── Data shown

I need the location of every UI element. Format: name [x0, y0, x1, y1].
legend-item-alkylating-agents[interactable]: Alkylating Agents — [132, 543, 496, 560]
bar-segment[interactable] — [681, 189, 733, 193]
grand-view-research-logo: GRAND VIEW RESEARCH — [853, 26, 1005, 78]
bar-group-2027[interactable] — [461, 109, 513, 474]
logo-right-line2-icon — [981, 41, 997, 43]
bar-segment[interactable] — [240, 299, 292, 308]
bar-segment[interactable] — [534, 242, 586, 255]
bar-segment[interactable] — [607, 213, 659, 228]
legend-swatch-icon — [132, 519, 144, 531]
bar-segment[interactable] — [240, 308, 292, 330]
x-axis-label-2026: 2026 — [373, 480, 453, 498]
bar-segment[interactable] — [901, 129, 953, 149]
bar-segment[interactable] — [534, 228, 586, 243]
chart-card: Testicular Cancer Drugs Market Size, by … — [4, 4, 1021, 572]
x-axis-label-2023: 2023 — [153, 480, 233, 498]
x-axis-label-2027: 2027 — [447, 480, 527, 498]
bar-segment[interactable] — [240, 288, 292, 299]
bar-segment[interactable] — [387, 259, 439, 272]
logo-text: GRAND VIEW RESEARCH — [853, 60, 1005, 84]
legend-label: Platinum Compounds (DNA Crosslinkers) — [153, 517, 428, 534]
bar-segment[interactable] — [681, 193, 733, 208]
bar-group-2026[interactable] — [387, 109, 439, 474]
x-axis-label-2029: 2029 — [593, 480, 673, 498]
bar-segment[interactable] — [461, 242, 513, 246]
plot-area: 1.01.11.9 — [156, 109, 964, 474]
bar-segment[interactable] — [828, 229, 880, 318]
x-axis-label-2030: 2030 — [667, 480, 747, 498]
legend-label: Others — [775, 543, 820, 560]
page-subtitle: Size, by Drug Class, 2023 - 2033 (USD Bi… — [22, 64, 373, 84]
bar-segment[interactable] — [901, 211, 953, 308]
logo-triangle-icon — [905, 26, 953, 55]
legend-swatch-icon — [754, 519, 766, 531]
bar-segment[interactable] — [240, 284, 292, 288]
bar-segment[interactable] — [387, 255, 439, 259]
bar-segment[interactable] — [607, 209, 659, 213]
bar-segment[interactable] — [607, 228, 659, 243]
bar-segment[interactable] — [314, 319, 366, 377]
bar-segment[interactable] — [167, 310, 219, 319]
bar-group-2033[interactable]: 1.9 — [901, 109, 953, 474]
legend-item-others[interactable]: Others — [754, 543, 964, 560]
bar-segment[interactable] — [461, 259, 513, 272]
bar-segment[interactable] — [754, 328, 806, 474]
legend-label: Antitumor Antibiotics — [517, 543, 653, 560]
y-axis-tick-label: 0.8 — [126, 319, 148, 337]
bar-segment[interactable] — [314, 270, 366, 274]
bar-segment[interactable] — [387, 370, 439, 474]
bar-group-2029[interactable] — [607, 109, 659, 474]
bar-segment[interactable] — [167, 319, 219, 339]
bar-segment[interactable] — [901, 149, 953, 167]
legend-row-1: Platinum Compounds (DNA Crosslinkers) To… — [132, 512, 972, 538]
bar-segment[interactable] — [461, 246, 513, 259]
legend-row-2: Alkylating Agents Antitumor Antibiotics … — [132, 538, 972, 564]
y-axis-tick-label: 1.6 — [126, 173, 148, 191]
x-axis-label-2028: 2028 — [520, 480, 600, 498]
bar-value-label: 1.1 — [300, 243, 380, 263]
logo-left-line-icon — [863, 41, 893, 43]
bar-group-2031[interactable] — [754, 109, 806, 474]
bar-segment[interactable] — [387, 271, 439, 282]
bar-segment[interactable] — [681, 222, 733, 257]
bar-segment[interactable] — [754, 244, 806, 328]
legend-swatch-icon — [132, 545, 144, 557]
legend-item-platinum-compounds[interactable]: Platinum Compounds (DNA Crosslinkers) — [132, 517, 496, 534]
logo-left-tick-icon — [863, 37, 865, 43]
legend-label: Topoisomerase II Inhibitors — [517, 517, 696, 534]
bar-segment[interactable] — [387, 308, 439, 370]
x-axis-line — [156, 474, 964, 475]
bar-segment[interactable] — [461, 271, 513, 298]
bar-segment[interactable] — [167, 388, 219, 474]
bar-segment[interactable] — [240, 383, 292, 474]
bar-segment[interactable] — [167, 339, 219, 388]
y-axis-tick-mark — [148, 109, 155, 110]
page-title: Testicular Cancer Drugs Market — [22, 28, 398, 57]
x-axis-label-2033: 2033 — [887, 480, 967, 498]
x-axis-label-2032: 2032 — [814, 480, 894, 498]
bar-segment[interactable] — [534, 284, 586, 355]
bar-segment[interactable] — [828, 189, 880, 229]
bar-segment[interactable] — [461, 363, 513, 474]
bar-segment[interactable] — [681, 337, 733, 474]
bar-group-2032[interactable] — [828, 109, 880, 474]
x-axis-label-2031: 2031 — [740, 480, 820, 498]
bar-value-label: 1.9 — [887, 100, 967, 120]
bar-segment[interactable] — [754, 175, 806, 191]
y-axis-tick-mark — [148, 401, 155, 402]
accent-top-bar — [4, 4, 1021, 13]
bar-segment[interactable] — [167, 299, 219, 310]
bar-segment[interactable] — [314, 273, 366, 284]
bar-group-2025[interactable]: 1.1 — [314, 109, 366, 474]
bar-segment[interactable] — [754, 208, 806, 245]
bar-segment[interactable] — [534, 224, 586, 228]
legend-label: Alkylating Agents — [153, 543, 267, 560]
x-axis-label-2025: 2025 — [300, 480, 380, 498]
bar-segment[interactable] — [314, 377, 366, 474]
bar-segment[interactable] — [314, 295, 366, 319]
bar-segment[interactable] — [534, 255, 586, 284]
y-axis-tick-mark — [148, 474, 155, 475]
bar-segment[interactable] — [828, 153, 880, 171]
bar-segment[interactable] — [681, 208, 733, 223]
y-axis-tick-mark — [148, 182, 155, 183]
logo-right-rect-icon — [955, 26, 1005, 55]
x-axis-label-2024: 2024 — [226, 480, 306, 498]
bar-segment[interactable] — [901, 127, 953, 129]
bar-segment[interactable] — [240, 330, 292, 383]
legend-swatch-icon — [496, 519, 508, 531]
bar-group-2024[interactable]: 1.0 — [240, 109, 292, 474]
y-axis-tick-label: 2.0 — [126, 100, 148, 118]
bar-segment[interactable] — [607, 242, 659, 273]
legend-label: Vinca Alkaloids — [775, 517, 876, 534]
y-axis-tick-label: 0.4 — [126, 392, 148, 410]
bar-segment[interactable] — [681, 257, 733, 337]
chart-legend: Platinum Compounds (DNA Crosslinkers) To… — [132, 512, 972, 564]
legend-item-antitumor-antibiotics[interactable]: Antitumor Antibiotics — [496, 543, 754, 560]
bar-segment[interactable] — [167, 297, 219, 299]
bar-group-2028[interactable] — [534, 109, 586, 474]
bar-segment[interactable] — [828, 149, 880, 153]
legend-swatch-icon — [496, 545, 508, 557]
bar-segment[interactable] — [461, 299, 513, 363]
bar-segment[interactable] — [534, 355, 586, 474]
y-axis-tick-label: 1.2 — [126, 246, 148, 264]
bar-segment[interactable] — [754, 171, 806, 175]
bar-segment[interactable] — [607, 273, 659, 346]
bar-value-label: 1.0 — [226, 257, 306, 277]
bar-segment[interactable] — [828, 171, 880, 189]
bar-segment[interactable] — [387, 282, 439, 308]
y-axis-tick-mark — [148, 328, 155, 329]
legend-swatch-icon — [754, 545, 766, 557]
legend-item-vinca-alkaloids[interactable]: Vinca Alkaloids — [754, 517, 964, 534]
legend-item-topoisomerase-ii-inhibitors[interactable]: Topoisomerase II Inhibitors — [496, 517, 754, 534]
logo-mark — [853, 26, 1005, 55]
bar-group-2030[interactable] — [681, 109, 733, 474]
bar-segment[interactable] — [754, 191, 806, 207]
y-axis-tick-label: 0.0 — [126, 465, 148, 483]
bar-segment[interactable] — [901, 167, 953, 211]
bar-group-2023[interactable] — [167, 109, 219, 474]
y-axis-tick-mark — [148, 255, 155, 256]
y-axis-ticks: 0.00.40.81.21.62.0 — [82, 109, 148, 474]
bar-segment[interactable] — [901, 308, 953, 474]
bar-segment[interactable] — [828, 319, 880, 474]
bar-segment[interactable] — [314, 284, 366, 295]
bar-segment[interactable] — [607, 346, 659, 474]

────

Task to complete
Search the listing for "Antitumor" and show every line where it occurs.

Written answer
legend-label: Antitumor Antibiotics — [517, 543, 653, 560]
legend-row-2: Alkylating Agents Antitumor Antibiotics … — [132, 538, 972, 564]
legend-item-antitumor-antibiotics[interactable]: Antitumor Antibiotics — [496, 543, 754, 560]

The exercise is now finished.